* **STATED TASK**: Reproduce the listing below verbatim, starting with its first line and going on through the line that contains "246, 310, 272]", including that line.
___
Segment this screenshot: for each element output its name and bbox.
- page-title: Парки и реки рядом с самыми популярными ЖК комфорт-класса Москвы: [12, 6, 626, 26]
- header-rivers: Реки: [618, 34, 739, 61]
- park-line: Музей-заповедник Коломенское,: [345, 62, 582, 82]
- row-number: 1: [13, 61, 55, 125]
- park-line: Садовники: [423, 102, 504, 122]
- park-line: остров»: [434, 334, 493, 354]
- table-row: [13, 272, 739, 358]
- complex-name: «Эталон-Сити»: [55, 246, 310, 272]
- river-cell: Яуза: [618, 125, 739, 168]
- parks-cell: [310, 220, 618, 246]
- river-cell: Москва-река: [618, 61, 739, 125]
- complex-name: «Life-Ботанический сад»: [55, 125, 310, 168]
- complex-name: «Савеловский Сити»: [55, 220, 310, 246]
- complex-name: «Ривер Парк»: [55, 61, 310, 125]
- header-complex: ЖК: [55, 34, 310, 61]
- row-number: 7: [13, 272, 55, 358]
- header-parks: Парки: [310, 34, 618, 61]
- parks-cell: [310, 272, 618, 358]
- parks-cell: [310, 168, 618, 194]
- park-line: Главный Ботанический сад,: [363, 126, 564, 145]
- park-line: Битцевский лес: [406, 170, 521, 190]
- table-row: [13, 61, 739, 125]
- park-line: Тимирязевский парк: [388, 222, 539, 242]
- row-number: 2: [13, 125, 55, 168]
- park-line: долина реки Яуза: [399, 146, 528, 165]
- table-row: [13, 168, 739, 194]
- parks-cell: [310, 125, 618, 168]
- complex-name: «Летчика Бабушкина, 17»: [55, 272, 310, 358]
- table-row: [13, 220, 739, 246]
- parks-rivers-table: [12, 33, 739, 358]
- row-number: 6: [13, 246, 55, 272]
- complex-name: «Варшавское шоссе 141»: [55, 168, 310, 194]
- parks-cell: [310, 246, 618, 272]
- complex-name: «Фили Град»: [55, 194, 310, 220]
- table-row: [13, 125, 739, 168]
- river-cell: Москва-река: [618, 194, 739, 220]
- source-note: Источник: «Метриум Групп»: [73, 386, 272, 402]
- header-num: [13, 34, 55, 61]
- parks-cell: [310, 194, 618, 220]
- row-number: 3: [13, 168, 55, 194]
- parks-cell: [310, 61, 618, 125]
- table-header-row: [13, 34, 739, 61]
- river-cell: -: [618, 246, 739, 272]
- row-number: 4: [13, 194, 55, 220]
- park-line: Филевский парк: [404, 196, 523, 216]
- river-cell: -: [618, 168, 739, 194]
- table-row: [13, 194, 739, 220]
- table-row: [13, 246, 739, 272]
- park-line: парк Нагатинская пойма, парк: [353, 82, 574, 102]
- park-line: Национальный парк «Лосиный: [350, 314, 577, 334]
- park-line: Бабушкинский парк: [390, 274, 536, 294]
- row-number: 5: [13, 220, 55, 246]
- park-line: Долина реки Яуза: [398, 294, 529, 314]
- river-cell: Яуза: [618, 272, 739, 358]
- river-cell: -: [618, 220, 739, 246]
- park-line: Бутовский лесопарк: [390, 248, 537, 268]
___
* **WRITTEN ANSWER**:
Segment this screenshot: for each element output its name and bbox.
- page-title: Парки и реки рядом с самыми популярными ЖК комфорт-класса Москвы: [12, 6, 626, 26]
- header-rivers: Реки: [618, 34, 739, 61]
- park-line: Музей-заповедник Коломенское,: [345, 62, 582, 82]
- row-number: 1: [13, 61, 55, 125]
- park-line: Садовники: [423, 102, 504, 122]
- park-line: остров»: [434, 334, 493, 354]
- table-row: [13, 272, 739, 358]
- complex-name: «Эталон-Сити»: [55, 246, 310, 272]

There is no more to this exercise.